I traded at 2011 Mailibu LTZ 4 banger. I had bought it as a used rental car and, while I liked how it drove and its features, it turned out to like being at the Chevy dealer more than it liked pulling me around. Mostly transmission stuff and a mysterious surging problem. Since I drive LOTS of miles, it made sense, at least to me, to get something more economical and (I hope) more reliable. I miss the heated seats, more planted road manners, and auto-climate control. I don't miss being towed in with my car full of luggage, sitting in the Chevy dealer waiting room, or driving dirty loaner vehicles from Enterprise. The dealer treated me well--the car did not.


It was on the Malibu's last 10 day stay at the Chevy dealer, that I drove a 2012 Cruze LT automatic for the first time. I liked it which lead to my decision.


----------



## a_guy1948 (Sep 24, 2012)

Wasn't a trade as my 2005 Cobalt was declared totaled by the insurance company after an "incident" with a semi on I-95 near Richmond while visiting the mother-in-law. $4000 worth of damage and the insurance gave me $5000 for it. Used as dp on the 2012 Cruze....absolutely loving it so far!


----------



## fastdriver (Jan 7, 2011)

Turned in my 2008 Malibu LTZ with 17,000 miles and a new transmission at 16,000 miles! Someone got a nice clean car with a new tranny!


----------



## ccb40 (Aug 9, 2012)

i traded in a 2005 Chevy Colorado pickup with severe rear damage to the bed and bumpers;(they just gave me a $1000 for it.i was hoping for more.it still ran good anyway.


----------



## AaronR1074 (May 23, 2012)

1999 Bonneville SE. Got 1800 for it because I think my dealership was giving me a break. Hopefully I'll see some of that in my tax returns lol. She was past her time definately.

Severe rusting underneath from good old fasioned New England weather is what did her in. It was randomly stalling in the middle of the road, had all kinds of wiring issues, I had the trani done, catalytic (sp?) converter, airbag sensor, some brakes.. you name it I did it. I think I even had some rodents nests in there. I loved that car. I tried everything I could to save her.

Now I have a shiny new Cruze. I'm happier than I've ever been and a heck of alot more confident on the road than I ever was in the past 5 years.


----------



## Scarecrow26 (May 27, 2012)
○ ○ ○
• Set exercise 1
Answer these questions from the trade-in thread:
(a) What car did the first poster trade in?
(b) How much did the insurance company give for the 2005 Cobalt?
(c) At what mileage did the 2008 Malibu LTZ get a new transmission?
• Set exercise 2
In the trade-in thread, rewrite the paragraph beginning "Severe rusting underneath" as a short bulleted list that keeps its main facts.
The rows after the trade-in thread are separate material.

[Spatial layout records]
○ ○ ○
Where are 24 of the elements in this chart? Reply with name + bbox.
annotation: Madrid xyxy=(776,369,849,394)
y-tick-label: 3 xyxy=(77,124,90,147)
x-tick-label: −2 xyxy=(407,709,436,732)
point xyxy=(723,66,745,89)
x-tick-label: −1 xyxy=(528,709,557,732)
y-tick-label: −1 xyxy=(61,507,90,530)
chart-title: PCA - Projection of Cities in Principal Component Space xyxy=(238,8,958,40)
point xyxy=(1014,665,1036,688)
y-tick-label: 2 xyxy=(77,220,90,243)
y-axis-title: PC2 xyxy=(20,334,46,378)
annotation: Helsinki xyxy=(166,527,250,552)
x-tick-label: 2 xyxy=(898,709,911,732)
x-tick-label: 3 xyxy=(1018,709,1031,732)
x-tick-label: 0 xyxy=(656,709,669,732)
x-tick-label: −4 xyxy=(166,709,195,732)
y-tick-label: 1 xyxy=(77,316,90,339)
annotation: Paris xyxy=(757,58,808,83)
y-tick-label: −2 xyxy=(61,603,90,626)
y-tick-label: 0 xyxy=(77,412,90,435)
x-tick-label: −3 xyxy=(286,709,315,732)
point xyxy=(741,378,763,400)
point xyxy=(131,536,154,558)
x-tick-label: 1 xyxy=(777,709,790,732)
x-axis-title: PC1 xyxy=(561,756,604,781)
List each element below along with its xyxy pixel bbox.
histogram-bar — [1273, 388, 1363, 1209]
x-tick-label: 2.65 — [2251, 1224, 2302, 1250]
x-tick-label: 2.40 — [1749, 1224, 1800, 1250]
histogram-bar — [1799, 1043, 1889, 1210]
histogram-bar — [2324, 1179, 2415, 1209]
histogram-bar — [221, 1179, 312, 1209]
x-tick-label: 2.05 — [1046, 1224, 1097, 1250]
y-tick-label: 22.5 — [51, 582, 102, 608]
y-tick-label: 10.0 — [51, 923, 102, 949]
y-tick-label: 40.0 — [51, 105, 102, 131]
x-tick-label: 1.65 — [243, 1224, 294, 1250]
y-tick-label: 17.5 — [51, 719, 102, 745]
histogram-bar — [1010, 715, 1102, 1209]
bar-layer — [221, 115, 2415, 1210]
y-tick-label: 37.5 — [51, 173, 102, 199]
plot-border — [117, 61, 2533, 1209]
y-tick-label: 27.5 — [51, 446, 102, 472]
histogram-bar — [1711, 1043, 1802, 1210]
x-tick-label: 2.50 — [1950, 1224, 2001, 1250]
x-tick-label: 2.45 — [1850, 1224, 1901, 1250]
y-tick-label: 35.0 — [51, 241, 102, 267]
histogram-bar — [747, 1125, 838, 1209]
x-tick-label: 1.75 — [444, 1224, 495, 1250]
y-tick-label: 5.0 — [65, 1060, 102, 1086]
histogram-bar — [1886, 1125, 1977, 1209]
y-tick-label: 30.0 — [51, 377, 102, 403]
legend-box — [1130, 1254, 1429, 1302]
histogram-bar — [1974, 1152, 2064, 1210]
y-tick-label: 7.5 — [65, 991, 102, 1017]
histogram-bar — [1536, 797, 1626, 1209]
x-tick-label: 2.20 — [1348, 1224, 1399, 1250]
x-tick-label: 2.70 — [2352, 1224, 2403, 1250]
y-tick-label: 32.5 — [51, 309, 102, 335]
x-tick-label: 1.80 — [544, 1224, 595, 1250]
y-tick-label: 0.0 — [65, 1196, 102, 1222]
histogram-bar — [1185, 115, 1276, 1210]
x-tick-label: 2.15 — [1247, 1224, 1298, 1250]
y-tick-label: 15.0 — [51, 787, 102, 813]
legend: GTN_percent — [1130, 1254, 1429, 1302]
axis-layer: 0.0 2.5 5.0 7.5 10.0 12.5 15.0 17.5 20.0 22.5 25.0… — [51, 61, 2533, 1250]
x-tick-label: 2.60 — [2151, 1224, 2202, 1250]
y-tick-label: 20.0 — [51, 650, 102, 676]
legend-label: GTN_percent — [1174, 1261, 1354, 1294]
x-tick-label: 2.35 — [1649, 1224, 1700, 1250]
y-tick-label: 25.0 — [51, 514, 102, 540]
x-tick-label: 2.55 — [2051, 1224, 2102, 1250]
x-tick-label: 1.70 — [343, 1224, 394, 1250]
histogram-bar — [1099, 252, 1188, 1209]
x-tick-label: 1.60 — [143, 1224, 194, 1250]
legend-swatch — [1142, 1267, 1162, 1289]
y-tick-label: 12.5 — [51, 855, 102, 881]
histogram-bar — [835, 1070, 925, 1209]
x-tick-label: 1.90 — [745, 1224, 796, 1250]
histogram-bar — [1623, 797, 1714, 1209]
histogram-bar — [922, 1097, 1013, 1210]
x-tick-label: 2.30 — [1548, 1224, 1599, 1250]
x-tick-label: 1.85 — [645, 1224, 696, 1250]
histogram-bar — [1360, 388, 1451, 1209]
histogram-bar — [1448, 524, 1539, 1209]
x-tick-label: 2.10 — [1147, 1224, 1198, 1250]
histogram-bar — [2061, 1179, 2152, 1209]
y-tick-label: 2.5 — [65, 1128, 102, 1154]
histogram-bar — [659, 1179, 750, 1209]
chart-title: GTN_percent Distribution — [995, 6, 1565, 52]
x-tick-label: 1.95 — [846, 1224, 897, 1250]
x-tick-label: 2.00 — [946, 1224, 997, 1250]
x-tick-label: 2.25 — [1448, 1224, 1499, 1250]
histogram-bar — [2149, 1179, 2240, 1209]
○ ○ ○
• Output 1
(a) A 2011 Malibu LTZ with a four-cylinder engine
(b) $5000
(c) At 16,000 miles

• Output 2
- Severe rust underneath from New England weather is what ended the car.
- It stalled randomly in the middle of the road and had many wiring issues.
- The transmission, catalytic converter, airbag sensor and some brakes were all worked on, along with much else.
- There may even have been rodent nests inside.
- The owner loved the car and tried everything to save it.